Exercise brief: Continue the passage below on direct-to-consumer drug advertising and polypharmacy, beginning after its final sentence.

Text segment:
Please check out "Fierce Pharma." Click here for this web-based trade publication substantially devoted to marketing drugs. DTCA remains controversial as the voices of many who care about patient safety and freedom from drug dependence are obscured by the few who benefit from stock dividends, and CEO bonuses. Thanks to HDA's enormous influence that keeps Congress and Regulatory Agency from interfering with drug industry profits. Underlying the DTCA debate are disagreements over:

  • The lack of transparency of medical information as consumers become medical decision-makers.
  • The appropriateness of consumers to be engaged in self-diagnosis and treatment planning.
  • The ethics of an industry promoting potentially dangerous drugs."

Polypharmacy: Should It Be The Future Of Mental Health Treatment?

Many healthcare professionals believe DTCA (direct-to-consumer-advertising) of pharmaceuticals for mood and other mental health conditions has resulted in the overuse of psychoactive medications and polypharmacy.

  • Click here for the A, B, and Cs of psychoactive drugs, an incomplete list of 110 pharmaceuticals prescribed for mental health conditions.
  • Polypharmacy is the practice of prescribing multiple drugs to treat a single condition. Or when several drugs are prescribed to treat more than one condition.
  • Decades ago, TV advertising proved people could be persuaded to depend on certain necessary products before leaving home. We became convinced the advertised products would make us more likable and socially acceptable, e.g., hair cream, deodorant, perfume, teeth whitener, and many other personal care and laundry products.
  • Now, DTCA of psychoactive drugs is now convincing people they need to seek treatment for conditions that may otherwise be normal adverse experiences or situations in life. Some examples are self-doubt, insecurity, shyness, frustration, irritability, fear, sadness, loss, failure, feeling uncomfortable, unpleasant mood, relationship and family tensions, work stress, difficulty expressing self, and problems regulating mood and behavior.
  • Life's stressors normally produce discomfort. Our stressors are not dissipated by the consumption of alcohol, Marijuana, or psychoactive pharmaceuticals.

Data under study:
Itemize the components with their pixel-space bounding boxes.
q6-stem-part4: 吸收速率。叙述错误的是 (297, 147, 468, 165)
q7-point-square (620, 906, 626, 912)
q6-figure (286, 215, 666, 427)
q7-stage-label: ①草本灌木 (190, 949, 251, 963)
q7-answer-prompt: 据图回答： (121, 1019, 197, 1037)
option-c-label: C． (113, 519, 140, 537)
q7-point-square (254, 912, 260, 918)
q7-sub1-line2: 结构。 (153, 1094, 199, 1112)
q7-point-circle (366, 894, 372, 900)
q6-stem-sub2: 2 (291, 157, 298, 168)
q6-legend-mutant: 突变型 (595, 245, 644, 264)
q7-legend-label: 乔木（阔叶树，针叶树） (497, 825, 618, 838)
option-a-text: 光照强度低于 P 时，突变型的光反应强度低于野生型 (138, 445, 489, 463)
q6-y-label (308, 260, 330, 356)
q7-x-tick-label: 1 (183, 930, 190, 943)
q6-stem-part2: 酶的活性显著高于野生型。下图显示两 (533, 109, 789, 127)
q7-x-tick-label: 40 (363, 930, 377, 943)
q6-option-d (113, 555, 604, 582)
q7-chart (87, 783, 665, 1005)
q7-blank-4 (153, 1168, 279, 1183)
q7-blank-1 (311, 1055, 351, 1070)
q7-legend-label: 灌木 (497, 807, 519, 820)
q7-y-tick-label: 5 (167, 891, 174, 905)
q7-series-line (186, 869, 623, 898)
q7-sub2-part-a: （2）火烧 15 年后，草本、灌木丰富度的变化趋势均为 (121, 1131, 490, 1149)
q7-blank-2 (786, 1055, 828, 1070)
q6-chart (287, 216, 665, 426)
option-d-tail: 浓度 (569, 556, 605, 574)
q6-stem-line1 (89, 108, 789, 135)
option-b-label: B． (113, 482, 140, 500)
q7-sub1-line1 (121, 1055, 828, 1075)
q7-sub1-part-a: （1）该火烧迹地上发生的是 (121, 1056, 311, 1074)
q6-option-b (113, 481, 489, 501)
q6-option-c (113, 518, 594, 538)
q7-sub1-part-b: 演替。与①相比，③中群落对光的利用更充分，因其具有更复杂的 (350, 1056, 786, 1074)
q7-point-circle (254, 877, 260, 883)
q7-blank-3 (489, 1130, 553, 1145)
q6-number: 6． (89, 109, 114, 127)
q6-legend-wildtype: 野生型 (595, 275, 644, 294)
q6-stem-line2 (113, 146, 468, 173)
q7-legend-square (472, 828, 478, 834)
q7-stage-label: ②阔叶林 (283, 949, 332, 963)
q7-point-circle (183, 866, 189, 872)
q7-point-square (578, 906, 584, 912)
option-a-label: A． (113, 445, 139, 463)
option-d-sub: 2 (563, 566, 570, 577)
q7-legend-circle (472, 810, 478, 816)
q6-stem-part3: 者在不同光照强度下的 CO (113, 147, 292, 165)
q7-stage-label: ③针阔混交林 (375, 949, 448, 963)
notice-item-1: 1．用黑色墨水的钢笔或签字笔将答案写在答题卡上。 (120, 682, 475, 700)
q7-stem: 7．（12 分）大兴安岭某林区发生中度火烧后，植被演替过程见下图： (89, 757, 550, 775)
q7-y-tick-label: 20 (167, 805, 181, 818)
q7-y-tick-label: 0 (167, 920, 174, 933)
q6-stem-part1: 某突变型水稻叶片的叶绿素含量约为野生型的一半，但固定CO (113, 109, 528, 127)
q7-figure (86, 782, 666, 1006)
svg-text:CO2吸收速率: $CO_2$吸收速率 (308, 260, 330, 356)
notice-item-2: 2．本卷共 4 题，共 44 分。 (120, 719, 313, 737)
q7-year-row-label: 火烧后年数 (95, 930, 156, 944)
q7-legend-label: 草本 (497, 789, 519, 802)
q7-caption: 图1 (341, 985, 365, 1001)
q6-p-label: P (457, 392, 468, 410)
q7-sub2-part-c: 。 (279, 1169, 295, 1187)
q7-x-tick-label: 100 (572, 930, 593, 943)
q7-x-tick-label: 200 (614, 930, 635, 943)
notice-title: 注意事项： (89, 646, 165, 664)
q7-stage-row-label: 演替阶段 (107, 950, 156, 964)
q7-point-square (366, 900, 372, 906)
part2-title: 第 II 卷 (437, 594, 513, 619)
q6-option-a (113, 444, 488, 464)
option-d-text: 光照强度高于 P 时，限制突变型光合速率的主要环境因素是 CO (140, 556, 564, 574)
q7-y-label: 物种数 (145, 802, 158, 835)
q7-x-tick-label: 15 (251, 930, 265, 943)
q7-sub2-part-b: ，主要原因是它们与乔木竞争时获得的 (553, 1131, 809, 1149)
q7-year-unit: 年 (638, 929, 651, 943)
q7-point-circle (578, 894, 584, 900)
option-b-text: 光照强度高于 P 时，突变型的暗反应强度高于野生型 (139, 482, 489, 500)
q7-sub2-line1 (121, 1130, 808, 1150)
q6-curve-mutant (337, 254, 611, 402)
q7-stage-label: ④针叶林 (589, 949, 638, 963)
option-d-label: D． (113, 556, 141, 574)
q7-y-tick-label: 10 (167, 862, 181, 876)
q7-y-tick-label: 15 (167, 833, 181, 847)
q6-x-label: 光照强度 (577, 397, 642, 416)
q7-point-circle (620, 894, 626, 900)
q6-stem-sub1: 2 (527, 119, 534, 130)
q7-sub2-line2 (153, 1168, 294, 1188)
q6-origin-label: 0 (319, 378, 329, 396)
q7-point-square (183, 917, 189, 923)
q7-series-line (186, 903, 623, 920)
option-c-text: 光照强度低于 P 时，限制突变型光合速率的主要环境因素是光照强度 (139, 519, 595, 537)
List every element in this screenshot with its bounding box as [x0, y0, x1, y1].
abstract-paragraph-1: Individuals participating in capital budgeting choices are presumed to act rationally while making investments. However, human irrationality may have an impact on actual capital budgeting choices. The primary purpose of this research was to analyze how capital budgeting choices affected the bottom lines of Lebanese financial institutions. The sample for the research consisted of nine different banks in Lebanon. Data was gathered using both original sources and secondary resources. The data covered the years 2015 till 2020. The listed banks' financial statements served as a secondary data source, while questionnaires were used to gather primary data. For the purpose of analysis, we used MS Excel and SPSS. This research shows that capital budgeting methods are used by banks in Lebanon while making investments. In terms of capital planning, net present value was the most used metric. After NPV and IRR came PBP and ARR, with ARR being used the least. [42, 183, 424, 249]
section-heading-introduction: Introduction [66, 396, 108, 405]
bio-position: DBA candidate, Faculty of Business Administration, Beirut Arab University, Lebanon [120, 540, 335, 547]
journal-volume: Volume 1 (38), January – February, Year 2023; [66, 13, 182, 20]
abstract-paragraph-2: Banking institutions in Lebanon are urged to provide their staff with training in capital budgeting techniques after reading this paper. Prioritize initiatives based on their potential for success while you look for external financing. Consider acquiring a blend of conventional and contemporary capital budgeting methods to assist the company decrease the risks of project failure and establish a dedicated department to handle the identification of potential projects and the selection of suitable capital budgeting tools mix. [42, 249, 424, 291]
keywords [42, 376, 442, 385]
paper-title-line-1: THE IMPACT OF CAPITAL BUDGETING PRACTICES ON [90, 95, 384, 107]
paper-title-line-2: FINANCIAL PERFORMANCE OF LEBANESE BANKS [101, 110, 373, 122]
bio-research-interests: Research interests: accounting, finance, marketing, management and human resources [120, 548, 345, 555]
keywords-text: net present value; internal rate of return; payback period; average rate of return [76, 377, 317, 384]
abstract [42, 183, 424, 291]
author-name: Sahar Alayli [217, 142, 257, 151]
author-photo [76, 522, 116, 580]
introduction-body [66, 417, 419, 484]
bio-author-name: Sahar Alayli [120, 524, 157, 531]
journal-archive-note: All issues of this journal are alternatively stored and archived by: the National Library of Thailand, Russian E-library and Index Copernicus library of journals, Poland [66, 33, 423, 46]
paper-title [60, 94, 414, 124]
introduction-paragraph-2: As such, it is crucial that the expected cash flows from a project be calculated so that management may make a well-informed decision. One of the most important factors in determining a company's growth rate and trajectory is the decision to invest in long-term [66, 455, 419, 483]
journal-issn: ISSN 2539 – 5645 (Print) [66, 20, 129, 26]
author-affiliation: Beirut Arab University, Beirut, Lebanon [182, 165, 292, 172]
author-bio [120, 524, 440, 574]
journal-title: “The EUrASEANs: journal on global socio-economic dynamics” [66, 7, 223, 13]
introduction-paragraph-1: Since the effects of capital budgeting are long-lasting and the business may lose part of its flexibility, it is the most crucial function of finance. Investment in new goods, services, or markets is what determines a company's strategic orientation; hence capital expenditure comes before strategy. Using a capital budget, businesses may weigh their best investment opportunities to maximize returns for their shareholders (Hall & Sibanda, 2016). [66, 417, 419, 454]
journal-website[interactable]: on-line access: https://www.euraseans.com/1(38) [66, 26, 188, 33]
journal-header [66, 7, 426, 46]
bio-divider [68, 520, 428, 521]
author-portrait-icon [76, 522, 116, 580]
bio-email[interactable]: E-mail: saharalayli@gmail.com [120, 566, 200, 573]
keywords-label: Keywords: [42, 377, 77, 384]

Exercise output:
  • Psychoactive medicines may reduce awareness of the distress we experience; after all psychoactive drugs do not solve problems or cure conditions. These drugs may relieve symptoms by numbing feelings, often with unpleasant side effects and causing drug dependencies. As such, they diminish the energy necessary to motivate corrective action. Thus, we do not improve self-doubt or the conditions causing our distress and challenging our moods and behavior.
  • Continued reliance on alcohol, recreational marijuana, and prescribed psychoactive drugs delays the development of skilled habits and diminishes our coping skills and healthy defenses.
  • When psychoactive medications fail a patient, some who possess wise consciousness realize pharmaceuticals that increase our ability to tolerate the intolerable diminish corrective action.
  • The consciously wise patient discontinues medication and takes action to produce positive change.
  • Unfortunately, DTCA encourages many patients to continue to seek pharmaceutical relief, which increasingly results in a treatment regimen of polypharmacy, thus the mistreated partner may continue to be victimized.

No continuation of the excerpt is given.